### Problem details
Every entry must be copied word for word.

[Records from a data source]
┄┄┄┄┄┄

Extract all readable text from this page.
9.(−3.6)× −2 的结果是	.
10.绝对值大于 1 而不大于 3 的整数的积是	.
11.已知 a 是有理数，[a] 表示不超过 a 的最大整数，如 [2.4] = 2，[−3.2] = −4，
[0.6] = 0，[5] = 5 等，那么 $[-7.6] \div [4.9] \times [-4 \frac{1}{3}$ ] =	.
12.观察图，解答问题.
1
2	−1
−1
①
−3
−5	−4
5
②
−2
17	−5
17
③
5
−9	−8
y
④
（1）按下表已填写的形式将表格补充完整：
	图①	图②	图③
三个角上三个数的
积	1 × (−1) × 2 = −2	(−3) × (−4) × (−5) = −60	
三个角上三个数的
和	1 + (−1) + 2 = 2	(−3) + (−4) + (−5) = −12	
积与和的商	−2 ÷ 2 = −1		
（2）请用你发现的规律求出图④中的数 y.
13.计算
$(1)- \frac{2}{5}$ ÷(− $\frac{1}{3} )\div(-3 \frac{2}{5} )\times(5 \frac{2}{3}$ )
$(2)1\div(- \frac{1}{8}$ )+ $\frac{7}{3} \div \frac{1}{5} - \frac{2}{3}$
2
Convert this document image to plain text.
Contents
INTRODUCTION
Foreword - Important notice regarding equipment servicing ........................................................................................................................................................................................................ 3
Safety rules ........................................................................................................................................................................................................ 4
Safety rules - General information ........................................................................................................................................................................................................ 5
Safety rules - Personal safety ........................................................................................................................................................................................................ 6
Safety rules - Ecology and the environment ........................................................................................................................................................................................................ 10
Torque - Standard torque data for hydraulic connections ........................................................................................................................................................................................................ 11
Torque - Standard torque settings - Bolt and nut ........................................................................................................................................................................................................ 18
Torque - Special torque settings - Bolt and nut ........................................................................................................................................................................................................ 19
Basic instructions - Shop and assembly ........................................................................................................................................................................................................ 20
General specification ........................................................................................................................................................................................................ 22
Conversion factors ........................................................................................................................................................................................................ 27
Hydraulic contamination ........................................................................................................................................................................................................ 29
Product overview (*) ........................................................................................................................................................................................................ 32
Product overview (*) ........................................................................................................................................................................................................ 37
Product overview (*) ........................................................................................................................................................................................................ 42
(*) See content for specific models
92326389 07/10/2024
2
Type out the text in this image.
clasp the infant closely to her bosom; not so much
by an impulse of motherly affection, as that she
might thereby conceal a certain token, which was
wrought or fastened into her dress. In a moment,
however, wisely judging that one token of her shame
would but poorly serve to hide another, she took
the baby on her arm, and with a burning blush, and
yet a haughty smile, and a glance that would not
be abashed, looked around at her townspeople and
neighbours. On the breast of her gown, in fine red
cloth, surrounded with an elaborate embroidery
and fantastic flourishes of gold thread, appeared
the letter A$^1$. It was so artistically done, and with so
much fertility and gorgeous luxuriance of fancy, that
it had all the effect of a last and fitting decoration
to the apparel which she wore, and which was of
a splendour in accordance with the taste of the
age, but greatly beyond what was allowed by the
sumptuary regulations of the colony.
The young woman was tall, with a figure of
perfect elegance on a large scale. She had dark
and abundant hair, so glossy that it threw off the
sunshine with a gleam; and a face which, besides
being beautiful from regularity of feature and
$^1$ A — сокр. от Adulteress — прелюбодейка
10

┄┄┄┄┄┄

### Solution
Extract all readable text from this page.
9.(−3.6)× −2 的结果是	.
10.绝对值大于 1 而不大于 3 的整数的积是	.
11.已知 a 是有理数，[a] 表示不超过 a 的最大整数，如 [2.4] = 2，[−3.2] = −4，
[0.6] = 0，[5] = 5 等，那么 $[-7.6] \div [4.9] \times [-4 \frac{1}{3}$ ] =	.
12.观察图，解答问题.
1
2	−1
−1
①
−3
−5	−4
5
②
−2
17	−5
17
③
5
−9	−8
y
④
（1）按下表已填写的形式将表格补充完整：
	图①	图②	图③
三个角上三个数的
积	1 × (−1) × 2 = −2	(−3) × (−4) × (−5) = −60	
三个角上三个数的
和	1 + (−1) + 2 = 2	(−3) + (−4) + (−5) = −12	
积与和的商	−2 ÷ 2 = −1		
（2）请用你发现的规律求出图④中的数 y.
13.计算
$(1)- \frac{2}{5}$ ÷(− $\frac{1}{3} )\div(-3 \frac{2}{5} )\times(5 \frac{2}{3}$ )
$(2)1\div(- \frac{1}{8}$ )+ $\frac{7}{3} \div \frac{1}{5} - \frac{2}{3}$
2
Convert this document image to plain text.
Contents
INTRODUCTION
Foreword - Important notice regarding equipment servicing ........................................................................................................................................................................................................ 3
Safety rules ........................................................................................................................................................................................................ 4
Safety rules - General information ........................................................................................................................................................................................................ 5
Safety rules - Personal safety ........................................................................................................................................................................................................ 6
Safety rules - Ecology and the environment ........................................................................................................................................................................................................ 10
Torque - Standard torque data for hydraulic connections ........................................................................................................................................................................................................ 11
Torque - Standard torque settings - Bolt and nut ........................................................................................................................................................................................................ 18
Torque - Special torque settings - Bolt and nut ........................................................................................................................................................................................................ 19
Basic instructions - Shop and assembly ........................................................................................................................................................................................................ 20
General specification ........................................................................................................................................................................................................ 22
Conversion factors ........................................................................................................................................................................................................ 27
Hydraulic contamination ........................................................................................................................................................................................................ 29
Product overview (*) ........................................................................................................................................................................................................ 32
Product overview (*) ........................................................................................................................................................................................................ 37
Product overview (*) ........................................................................................................................................................................................................ 42
(*) See content for specific models
92326389 07/10/2024
2
Type out the text in this image.
clasp the infant closely to her bosom; not so much
by an impulse of motherly affection, as that she
might thereby conceal a certain token, which was
wrought or fastened into her dress. In a moment,
however, wisely judging that one token of her shame
would but poorly serve to hide another, she took
the baby on her arm, and with a burning blush, and
yet a haughty smile, and a glance that would not
be abashed, looked around at her townspeople and
neighbours. On the breast of her gown, in fine red
cloth, surrounded with an elaborate embroidery
and fantastic flourishes of gold thread, appeared
the letter A$^1$. It was so artistically done, and with so
much fertility and gorgeous luxuriance of fancy, that
it had all the effect of a last and fitting decoration
to the apparel which she wore, and which was of
a splendour in accordance with the taste of the
age, but greatly beyond what was allowed by the
sumptuary regulations of the colony.
The young woman was tall, with a figure of
perfect elegance on a large scale. She had dark
and abundant hair, so glossy that it threw off the
sunshine with a gleam; and a face which, besides
being beautiful from regularity of feature and
$^1$ A — сокр. от Adulteress — прелюбодейка
10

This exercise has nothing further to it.